Exercise: Give the listing below again in full, exactly as written.

* start Input records *

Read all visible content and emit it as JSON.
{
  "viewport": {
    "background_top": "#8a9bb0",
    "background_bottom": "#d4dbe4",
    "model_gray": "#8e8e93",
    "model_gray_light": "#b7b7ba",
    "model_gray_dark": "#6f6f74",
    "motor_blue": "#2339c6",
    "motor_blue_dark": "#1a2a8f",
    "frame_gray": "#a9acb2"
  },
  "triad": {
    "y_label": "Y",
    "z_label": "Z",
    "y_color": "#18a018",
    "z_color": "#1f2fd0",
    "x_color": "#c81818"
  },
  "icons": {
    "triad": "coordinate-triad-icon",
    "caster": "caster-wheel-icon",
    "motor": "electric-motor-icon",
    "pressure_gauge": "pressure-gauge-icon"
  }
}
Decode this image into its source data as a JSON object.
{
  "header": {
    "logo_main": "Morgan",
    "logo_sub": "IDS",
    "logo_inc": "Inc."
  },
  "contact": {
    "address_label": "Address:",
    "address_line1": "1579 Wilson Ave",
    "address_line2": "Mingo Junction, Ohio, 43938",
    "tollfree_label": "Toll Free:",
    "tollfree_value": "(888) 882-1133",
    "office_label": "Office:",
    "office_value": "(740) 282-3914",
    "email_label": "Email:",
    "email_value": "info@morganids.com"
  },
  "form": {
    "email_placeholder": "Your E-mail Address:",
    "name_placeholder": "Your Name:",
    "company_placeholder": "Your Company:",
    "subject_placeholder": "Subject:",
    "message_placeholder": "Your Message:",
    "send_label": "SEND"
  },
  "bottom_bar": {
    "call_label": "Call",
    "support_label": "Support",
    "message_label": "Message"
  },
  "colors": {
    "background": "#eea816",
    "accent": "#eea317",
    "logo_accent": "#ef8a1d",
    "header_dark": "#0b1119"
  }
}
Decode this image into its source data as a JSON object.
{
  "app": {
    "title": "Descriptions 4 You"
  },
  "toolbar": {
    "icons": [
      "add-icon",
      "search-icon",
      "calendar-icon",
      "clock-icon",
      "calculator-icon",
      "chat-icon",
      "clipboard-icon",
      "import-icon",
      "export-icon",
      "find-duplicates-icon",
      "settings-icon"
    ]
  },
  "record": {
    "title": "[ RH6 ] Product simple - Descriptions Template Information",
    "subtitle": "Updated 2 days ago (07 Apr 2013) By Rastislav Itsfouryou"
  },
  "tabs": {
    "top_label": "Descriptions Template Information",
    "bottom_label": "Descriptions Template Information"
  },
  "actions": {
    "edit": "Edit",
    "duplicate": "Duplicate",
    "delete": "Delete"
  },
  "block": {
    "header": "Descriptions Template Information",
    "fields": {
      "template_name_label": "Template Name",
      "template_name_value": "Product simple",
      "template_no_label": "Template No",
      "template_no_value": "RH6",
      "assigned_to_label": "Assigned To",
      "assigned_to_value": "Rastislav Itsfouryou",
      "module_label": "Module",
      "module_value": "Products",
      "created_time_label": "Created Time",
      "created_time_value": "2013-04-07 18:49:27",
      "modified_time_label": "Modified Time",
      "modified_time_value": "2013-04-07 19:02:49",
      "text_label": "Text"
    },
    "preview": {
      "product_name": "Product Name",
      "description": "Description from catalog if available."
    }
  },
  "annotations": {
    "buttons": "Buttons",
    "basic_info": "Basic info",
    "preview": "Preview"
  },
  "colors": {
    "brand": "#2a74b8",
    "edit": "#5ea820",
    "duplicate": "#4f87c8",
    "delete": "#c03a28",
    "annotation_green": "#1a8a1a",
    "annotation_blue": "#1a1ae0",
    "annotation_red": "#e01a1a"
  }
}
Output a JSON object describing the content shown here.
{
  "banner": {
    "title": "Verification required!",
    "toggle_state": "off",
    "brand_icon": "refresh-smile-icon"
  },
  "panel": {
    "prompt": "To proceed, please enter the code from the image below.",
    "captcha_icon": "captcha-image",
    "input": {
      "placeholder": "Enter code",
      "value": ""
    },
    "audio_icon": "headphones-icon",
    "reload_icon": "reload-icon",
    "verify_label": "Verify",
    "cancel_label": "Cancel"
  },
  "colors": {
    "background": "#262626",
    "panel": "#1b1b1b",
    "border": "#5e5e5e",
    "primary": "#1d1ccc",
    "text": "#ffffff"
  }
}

* end Input records *

The solution:
Read all visible content and emit it as JSON.
{
  "viewport": {
    "background_top": "#8a9bb0",
    "background_bottom": "#d4dbe4",
    "model_gray": "#8e8e93",
    "model_gray_light": "#b7b7ba",
    "model_gray_dark": "#6f6f74",
    "motor_blue": "#2339c6",
    "motor_blue_dark": "#1a2a8f",
    "frame_gray": "#a9acb2"
  },
  "triad": {
    "y_label": "Y",
    "z_label": "Z",
    "y_color": "#18a018",
    "z_color": "#1f2fd0",
    "x_color": "#c81818"
  },
  "icons": {
    "triad": "coordinate-triad-icon",
    "caster": "caster-wheel-icon",
    "motor": "electric-motor-icon",
    "pressure_gauge": "pressure-gauge-icon"
  }
}
Decode this image into its source data as a JSON object.
{
  "header": {
    "logo_main": "Morgan",
    "logo_sub": "IDS",
    "logo_inc": "Inc."
  },
  "contact": {
    "address_label": "Address:",
    "address_line1": "1579 Wilson Ave",
    "address_line2": "Mingo Junction, Ohio, 43938",
    "tollfree_label": "Toll Free:",
    "tollfree_value": "(888) 882-1133",
    "office_label": "Office:",
    "office_value": "(740) 282-3914",
    "email_label": "Email:",
    "email_value": "info@morganids.com"
  },
  "form": {
    "email_placeholder": "Your E-mail Address:",
    "name_placeholder": "Your Name:",
    "company_placeholder": "Your Company:",
    "subject_placeholder": "Subject:",
    "message_placeholder": "Your Message:",
    "send_label": "SEND"
  },
  "bottom_bar": {
    "call_label": "Call",
    "support_label": "Support",
    "message_label": "Message"
  },
  "colors": {
    "background": "#eea816",
    "accent": "#eea317",
    "logo_accent": "#ef8a1d",
    "header_dark": "#0b1119"
  }
}
Decode this image into its source data as a JSON object.
{
  "app": {
    "title": "Descriptions 4 You"
  },
  "toolbar": {
    "icons": [
      "add-icon",
      "search-icon",
      "calendar-icon",
      "clock-icon",
      "calculator-icon",
      "chat-icon",
      "clipboard-icon",
      "import-icon",
      "export-icon",
      "find-duplicates-icon",
      "settings-icon"
    ]
  },
  "record": {
    "title": "[ RH6 ] Product simple - Descriptions Template Information",
    "subtitle": "Updated 2 days ago (07 Apr 2013) By Rastislav Itsfouryou"
  },
  "tabs": {
    "top_label": "Descriptions Template Information",
    "bottom_label": "Descriptions Template Information"
  },
  "actions": {
    "edit": "Edit",
    "duplicate": "Duplicate",
    "delete": "Delete"
  },
  "block": {
    "header": "Descriptions Template Information",
    "fields": {
      "template_name_label": "Template Name",
      "template_name_value": "Product simple",
      "template_no_label": "Template No",
      "template_no_value": "RH6",
      "assigned_to_label": "Assigned To",
      "assigned_to_value": "Rastislav Itsfouryou",
      "module_label": "Module",
      "module_value": "Products",
      "created_time_label": "Created Time",
      "created_time_value": "2013-04-07 18:49:27",
      "modified_time_label": "Modified Time",
      "modified_time_value": "2013-04-07 19:02:49",
      "text_label": "Text"
    },
    "preview": {
      "product_name": "Product Name",
      "description": "Description from catalog if available."
    }
  },
  "annotations": {
    "buttons": "Buttons",
    "basic_info": "Basic info",
    "preview": "Preview"
  },
  "colors": {
    "brand": "#2a74b8",
    "edit": "#5ea820",
    "duplicate": "#4f87c8",
    "delete": "#c03a28",
    "annotation_green": "#1a8a1a",
    "annotation_blue": "#1a1ae0",
    "annotation_red": "#e01a1a"
  }
}
Output a JSON object describing the content shown here.
{
  "banner": {
    "title": "Verification required!",
    "toggle_state": "off",
    "brand_icon": "refresh-smile-icon"
  },
  "panel": {
    "prompt": "To proceed, please enter the code from the image below.",
    "captcha_icon": "captcha-image",
    "input": {
      "placeholder": "Enter code",
      "value": ""
    },
    "audio_icon": "headphones-icon",
    "reload_icon": "reload-icon",
    "verify_label": "Verify",
    "cancel_label": "Cancel"
  },
  "colors": {
    "background": "#262626",
    "panel": "#1b1b1b",
    "border": "#5e5e5e",
    "primary": "#1d1ccc",
    "text": "#ffffff"
  }
}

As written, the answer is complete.